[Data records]
▬▬▬
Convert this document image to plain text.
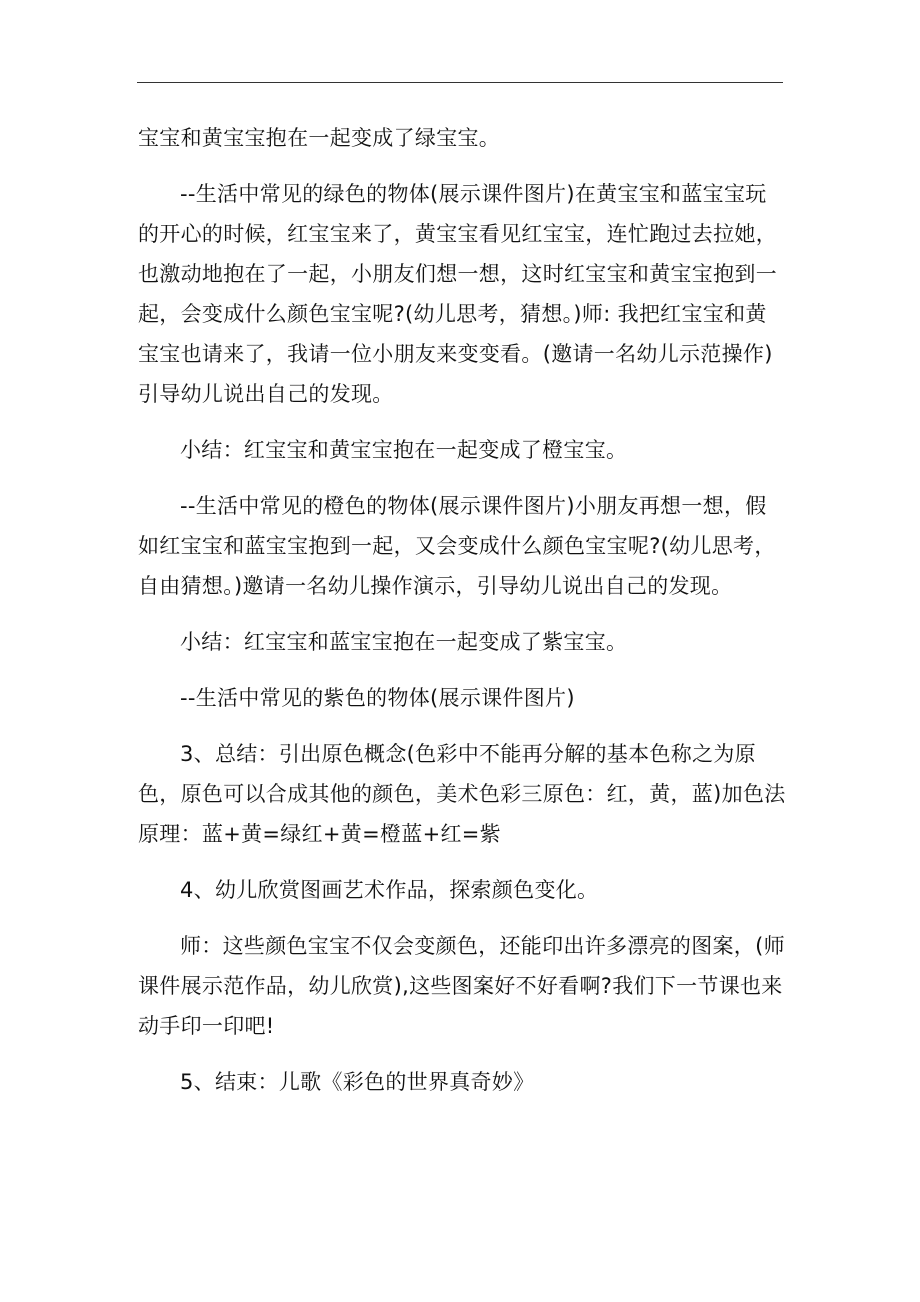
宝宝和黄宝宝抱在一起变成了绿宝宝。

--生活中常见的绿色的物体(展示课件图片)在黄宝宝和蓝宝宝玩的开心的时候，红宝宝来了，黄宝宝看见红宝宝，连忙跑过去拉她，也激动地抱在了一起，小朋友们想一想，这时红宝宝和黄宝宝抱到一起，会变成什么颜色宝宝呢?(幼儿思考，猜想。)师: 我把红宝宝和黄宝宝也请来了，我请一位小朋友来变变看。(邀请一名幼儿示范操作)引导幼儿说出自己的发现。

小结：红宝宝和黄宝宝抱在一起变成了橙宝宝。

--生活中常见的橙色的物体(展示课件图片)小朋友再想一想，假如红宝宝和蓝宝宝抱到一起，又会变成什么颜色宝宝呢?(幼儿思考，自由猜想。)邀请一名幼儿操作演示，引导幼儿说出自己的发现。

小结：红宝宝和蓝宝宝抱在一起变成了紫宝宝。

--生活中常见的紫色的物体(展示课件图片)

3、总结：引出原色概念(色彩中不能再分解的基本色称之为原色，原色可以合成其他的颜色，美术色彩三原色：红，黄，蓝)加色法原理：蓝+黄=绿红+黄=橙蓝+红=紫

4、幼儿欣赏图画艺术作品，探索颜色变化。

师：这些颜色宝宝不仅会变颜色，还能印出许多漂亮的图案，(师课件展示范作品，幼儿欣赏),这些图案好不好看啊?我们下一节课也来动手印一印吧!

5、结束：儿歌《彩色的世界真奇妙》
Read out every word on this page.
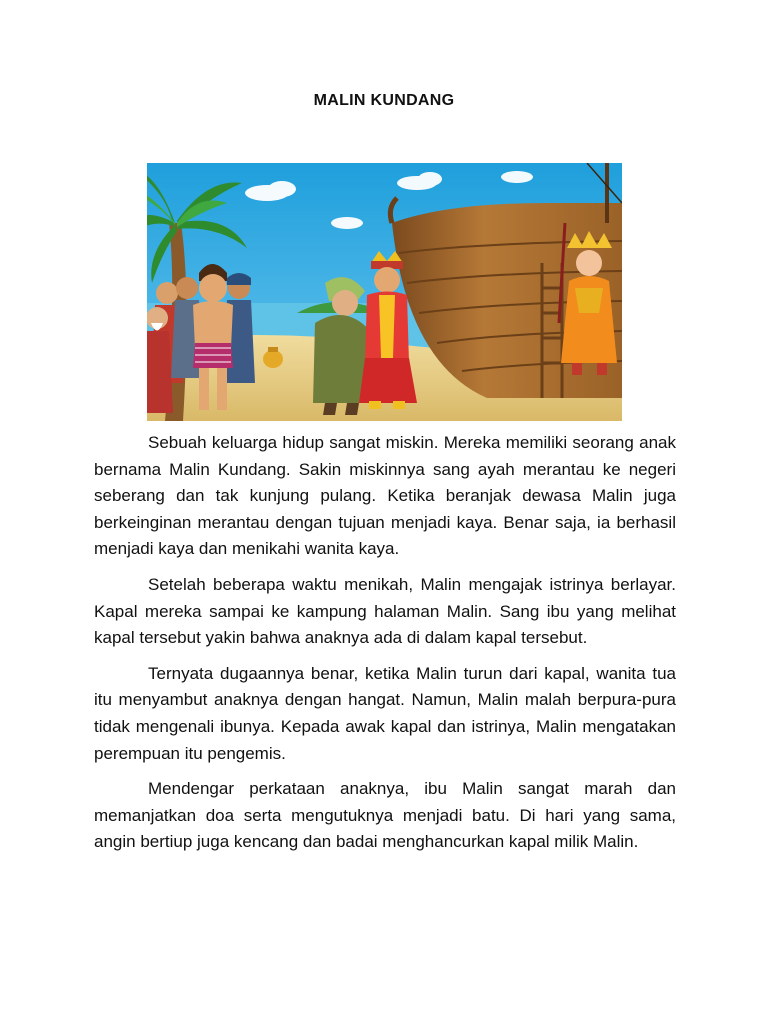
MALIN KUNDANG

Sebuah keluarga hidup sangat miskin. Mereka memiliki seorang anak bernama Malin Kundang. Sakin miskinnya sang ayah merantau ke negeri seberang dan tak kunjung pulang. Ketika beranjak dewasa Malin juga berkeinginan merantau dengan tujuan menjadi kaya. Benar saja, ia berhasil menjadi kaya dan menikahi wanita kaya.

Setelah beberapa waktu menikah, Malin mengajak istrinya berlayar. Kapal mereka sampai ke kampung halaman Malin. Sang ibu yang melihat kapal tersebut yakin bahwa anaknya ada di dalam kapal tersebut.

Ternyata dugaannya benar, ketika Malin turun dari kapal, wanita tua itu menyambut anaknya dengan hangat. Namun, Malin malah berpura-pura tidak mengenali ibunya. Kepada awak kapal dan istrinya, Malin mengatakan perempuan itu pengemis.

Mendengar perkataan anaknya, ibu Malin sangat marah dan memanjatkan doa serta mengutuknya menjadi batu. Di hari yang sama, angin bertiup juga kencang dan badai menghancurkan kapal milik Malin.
▬▬▬
### [What to work on]
Copy out all of the data word for word. Do not carry over any picture.

### [Expected answer]
Convert this document image to plain text.
宝宝和黄宝宝抱在一起变成了绿宝宝。

--生活中常见的绿色的物体(展示课件图片)在黄宝宝和蓝宝宝玩的开心的时候，红宝宝来了，黄宝宝看见红宝宝，连忙跑过去拉她，也激动地抱在了一起，小朋友们想一想，这时红宝宝和黄宝宝抱到一起，会变成什么颜色宝宝呢?(幼儿思考，猜想。)师: 我把红宝宝和黄宝宝也请来了，我请一位小朋友来变变看。(邀请一名幼儿示范操作)引导幼儿说出自己的发现。

小结：红宝宝和黄宝宝抱在一起变成了橙宝宝。

--生活中常见的橙色的物体(展示课件图片)小朋友再想一想，假如红宝宝和蓝宝宝抱到一起，又会变成什么颜色宝宝呢?(幼儿思考，自由猜想。)邀请一名幼儿操作演示，引导幼儿说出自己的发现。

小结：红宝宝和蓝宝宝抱在一起变成了紫宝宝。

--生活中常见的紫色的物体(展示课件图片)

3、总结：引出原色概念(色彩中不能再分解的基本色称之为原色，原色可以合成其他的颜色，美术色彩三原色：红，黄，蓝)加色法原理：蓝+黄=绿红+黄=橙蓝+红=紫

4、幼儿欣赏图画艺术作品，探索颜色变化。

师：这些颜色宝宝不仅会变颜色，还能印出许多漂亮的图案，(师课件展示范作品，幼儿欣赏),这些图案好不好看啊?我们下一节课也来动手印一印吧!

5、结束：儿歌《彩色的世界真奇妙》
Read out every word on this page.
MALIN KUNDANG

Sebuah keluarga hidup sangat miskin. Mereka memiliki seorang anak bernama Malin Kundang. Sakin miskinnya sang ayah merantau ke negeri seberang dan tak kunjung pulang. Ketika beranjak dewasa Malin juga berkeinginan merantau dengan tujuan menjadi kaya. Benar saja, ia berhasil menjadi kaya dan menikahi wanita kaya.

Setelah beberapa waktu menikah, Malin mengajak istrinya berlayar. Kapal mereka sampai ke kampung halaman Malin. Sang ibu yang melihat kapal tersebut yakin bahwa anaknya ada di dalam kapal tersebut.

Ternyata dugaannya benar, ketika Malin turun dari kapal, wanita tua itu menyambut anaknya dengan hangat. Namun, Malin malah berpura-pura tidak mengenali ibunya. Kepada awak kapal dan istrinya, Malin mengatakan perempuan itu pengemis.

Mendengar perkataan anaknya, ibu Malin sangat marah dan memanjatkan doa serta mengutuknya menjadi batu. Di hari yang sama, angin bertiup juga kencang dan badai menghancurkan kapal milik Malin.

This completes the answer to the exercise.